What the task requires ▸
List every line below containing "钠与水反应生成".

----------------------------------------

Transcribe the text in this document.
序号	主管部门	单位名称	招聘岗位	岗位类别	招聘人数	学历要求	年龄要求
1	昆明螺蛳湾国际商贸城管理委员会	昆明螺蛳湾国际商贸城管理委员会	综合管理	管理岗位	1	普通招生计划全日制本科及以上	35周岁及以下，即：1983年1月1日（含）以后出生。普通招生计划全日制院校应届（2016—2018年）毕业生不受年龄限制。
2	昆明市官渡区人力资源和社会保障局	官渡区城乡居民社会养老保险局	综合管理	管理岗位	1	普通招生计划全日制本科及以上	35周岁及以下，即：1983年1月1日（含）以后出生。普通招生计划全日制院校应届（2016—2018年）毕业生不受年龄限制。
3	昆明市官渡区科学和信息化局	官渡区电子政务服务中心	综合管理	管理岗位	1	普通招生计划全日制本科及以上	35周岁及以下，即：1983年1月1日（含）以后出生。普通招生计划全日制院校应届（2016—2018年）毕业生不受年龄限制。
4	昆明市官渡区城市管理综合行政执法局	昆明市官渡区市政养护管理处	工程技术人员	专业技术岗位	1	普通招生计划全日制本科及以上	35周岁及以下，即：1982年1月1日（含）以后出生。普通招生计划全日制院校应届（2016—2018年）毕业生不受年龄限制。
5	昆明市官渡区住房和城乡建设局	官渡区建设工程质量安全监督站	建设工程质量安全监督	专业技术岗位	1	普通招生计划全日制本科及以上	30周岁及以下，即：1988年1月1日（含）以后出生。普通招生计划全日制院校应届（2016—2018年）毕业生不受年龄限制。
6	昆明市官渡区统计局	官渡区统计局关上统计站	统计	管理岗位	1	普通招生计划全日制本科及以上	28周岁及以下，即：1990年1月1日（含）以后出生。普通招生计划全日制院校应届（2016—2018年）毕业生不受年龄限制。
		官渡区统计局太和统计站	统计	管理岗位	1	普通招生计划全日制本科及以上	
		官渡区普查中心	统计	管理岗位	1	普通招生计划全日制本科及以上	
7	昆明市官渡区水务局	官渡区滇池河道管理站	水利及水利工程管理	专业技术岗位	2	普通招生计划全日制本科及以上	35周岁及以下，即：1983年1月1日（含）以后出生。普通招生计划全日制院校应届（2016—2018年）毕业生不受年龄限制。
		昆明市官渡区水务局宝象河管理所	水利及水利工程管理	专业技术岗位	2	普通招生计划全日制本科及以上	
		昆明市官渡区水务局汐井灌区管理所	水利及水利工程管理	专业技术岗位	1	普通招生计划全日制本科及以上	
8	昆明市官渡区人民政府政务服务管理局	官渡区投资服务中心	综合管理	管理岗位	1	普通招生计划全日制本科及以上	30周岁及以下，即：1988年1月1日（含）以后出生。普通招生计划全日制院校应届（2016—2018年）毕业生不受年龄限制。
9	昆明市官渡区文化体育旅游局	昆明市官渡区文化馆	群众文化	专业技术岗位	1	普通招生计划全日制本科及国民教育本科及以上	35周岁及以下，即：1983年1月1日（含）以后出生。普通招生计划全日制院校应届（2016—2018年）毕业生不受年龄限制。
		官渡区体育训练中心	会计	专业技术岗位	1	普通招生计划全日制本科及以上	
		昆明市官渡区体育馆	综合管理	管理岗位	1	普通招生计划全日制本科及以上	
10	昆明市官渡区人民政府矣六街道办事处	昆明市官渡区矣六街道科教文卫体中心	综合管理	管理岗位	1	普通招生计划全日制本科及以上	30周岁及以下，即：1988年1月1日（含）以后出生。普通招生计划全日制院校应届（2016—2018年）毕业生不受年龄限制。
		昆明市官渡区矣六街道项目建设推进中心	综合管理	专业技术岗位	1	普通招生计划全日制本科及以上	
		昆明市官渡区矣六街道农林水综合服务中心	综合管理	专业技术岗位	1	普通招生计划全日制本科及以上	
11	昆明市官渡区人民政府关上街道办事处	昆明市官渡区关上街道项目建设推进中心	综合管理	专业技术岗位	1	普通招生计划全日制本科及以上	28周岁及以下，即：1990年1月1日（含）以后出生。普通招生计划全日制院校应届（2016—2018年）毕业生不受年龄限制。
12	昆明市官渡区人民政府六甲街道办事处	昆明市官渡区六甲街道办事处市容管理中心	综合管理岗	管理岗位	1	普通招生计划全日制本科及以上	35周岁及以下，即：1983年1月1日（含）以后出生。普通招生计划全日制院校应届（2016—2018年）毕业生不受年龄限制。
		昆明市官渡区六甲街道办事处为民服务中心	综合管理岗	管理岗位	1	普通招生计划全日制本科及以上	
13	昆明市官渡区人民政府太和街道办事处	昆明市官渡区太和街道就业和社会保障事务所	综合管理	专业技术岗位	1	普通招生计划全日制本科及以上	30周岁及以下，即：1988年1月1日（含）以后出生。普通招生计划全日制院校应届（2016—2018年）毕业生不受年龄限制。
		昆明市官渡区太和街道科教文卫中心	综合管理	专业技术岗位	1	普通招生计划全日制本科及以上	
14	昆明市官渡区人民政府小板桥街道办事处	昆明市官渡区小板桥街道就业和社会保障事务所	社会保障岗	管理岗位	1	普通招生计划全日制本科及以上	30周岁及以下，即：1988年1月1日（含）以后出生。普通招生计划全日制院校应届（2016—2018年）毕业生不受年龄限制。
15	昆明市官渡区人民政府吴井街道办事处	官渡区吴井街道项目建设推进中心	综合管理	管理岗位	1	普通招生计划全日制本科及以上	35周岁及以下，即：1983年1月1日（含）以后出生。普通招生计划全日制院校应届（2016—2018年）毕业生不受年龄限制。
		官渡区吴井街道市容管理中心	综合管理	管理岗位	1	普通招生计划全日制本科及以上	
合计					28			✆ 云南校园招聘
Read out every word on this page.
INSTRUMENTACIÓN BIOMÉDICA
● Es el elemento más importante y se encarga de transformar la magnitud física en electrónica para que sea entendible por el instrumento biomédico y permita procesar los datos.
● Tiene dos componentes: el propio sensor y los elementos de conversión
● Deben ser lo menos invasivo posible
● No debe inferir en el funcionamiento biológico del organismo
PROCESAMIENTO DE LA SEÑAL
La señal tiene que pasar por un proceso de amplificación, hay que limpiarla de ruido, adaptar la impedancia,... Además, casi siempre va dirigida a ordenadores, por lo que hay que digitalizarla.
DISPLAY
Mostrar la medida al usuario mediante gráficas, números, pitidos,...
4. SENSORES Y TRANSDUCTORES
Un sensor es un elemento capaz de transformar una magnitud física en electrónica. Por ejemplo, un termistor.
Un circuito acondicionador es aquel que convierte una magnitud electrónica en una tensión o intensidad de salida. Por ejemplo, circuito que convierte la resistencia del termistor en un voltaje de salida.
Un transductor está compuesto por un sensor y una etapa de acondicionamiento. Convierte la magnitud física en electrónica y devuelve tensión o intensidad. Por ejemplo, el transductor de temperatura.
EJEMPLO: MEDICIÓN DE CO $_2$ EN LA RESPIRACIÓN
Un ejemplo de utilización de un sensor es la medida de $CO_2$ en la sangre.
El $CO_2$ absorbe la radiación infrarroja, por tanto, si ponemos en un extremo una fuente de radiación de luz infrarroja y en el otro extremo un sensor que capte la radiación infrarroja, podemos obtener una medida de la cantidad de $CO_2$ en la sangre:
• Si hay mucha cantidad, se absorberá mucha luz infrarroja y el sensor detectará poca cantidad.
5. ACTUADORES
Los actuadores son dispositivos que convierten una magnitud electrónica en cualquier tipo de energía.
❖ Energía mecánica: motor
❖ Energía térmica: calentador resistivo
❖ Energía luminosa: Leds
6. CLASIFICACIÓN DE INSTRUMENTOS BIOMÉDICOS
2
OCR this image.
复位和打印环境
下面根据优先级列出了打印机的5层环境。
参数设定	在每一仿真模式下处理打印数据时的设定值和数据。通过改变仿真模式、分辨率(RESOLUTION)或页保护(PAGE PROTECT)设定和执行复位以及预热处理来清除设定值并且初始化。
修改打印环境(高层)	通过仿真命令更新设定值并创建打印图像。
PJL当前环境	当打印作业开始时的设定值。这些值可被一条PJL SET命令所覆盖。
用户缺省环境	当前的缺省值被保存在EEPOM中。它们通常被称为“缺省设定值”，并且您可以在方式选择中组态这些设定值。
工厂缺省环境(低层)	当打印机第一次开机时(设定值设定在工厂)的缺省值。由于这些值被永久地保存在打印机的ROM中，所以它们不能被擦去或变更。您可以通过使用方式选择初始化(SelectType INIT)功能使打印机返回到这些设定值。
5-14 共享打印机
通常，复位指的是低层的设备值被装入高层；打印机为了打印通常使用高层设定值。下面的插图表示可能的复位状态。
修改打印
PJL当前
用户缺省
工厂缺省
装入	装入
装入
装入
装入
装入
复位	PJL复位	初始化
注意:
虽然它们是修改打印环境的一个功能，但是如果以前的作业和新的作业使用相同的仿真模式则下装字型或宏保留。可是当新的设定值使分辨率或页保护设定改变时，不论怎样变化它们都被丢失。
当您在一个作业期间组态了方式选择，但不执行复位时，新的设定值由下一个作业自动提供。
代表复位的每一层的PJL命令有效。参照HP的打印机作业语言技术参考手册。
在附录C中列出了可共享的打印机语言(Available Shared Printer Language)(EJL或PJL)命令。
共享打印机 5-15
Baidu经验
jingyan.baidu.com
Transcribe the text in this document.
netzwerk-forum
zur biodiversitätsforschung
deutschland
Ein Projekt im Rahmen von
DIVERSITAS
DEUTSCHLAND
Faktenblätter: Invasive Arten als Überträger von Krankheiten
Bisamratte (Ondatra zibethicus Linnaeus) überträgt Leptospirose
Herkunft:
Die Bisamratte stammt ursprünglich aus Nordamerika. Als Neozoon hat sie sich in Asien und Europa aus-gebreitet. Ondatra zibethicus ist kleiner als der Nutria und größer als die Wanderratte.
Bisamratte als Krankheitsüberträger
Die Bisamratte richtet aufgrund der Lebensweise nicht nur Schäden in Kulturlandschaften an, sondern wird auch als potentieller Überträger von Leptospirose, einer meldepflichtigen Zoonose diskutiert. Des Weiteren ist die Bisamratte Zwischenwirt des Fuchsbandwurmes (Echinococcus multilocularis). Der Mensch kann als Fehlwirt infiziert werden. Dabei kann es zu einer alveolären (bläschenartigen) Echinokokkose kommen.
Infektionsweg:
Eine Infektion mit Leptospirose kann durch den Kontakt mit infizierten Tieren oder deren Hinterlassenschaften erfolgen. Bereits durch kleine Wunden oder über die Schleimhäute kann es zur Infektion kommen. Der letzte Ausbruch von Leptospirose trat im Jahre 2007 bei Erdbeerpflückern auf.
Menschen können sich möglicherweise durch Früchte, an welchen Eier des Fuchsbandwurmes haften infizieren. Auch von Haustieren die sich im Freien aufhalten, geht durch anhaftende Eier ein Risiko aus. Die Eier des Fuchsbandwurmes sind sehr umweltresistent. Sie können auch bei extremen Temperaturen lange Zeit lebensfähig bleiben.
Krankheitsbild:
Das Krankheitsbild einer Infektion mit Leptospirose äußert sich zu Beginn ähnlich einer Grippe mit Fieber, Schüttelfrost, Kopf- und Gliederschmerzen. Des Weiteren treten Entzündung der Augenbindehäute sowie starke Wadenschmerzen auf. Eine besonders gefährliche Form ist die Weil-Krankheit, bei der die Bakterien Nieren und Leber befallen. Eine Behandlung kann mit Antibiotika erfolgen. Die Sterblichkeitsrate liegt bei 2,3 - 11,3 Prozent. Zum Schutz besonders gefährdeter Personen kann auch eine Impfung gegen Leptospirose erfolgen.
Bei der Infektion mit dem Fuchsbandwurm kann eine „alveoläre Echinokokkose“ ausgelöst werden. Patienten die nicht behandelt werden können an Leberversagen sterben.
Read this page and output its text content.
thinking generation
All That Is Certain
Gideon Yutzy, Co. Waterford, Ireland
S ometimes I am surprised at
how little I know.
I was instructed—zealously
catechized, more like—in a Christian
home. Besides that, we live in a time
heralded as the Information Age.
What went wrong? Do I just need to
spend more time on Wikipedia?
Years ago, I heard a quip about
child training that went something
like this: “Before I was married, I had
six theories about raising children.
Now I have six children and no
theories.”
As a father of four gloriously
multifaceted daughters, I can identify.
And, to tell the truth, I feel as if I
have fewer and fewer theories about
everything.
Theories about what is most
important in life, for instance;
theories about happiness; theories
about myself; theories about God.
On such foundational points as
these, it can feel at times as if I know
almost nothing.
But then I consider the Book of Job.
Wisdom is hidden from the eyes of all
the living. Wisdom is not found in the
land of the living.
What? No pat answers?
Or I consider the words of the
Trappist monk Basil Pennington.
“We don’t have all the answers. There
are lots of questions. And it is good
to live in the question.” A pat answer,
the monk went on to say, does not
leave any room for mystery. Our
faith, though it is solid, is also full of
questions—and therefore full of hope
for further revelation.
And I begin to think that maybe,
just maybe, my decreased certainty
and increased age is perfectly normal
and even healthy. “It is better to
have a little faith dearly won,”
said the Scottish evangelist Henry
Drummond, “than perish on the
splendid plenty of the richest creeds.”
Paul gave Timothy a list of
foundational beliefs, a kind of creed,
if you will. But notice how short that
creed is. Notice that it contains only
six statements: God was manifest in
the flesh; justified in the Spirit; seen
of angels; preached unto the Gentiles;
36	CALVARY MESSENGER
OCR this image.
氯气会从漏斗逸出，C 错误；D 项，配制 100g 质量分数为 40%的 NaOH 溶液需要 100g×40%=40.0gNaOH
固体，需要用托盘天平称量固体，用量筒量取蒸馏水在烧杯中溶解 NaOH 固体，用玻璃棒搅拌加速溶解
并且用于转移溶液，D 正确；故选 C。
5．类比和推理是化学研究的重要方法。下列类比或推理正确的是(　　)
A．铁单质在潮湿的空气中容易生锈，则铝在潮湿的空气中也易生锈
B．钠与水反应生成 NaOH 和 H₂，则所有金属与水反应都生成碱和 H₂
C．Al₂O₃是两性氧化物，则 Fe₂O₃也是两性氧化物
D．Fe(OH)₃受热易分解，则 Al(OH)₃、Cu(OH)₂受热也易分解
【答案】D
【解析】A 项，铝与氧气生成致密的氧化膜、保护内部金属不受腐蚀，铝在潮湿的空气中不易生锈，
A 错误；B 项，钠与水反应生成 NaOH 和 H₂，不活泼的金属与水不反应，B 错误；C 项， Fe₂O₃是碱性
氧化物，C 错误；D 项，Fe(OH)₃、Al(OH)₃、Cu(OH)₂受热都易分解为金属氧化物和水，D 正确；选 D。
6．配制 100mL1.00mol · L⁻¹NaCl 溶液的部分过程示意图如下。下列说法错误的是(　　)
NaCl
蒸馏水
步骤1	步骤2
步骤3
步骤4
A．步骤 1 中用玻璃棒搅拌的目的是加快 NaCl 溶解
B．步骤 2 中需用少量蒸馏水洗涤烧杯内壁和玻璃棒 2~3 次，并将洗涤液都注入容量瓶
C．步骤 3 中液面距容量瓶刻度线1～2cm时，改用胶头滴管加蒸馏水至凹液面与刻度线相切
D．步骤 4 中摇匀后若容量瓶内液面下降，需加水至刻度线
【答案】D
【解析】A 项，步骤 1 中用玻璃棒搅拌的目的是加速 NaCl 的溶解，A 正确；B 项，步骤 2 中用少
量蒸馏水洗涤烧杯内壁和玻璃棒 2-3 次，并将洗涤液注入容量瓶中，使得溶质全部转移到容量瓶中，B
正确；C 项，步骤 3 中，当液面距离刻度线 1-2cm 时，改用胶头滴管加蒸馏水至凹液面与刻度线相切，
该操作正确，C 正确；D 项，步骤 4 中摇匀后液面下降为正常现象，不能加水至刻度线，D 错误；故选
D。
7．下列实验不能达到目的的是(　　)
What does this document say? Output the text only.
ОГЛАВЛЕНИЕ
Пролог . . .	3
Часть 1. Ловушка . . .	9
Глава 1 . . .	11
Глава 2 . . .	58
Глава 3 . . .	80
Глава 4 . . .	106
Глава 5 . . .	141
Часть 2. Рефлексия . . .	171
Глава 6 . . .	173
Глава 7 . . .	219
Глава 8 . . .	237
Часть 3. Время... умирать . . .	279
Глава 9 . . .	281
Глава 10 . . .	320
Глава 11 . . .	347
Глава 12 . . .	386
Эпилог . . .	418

----------------------------------------

Result of the task ▸
B．钠与水反应生成 NaOH 和 H₂，则所有金属与水反应都生成碱和 H₂
A 错误；B 项，钠与水反应生成 NaOH 和 H₂，不活泼的金属与水不反应，B 错误；C 项， Fe₂O₃是碱性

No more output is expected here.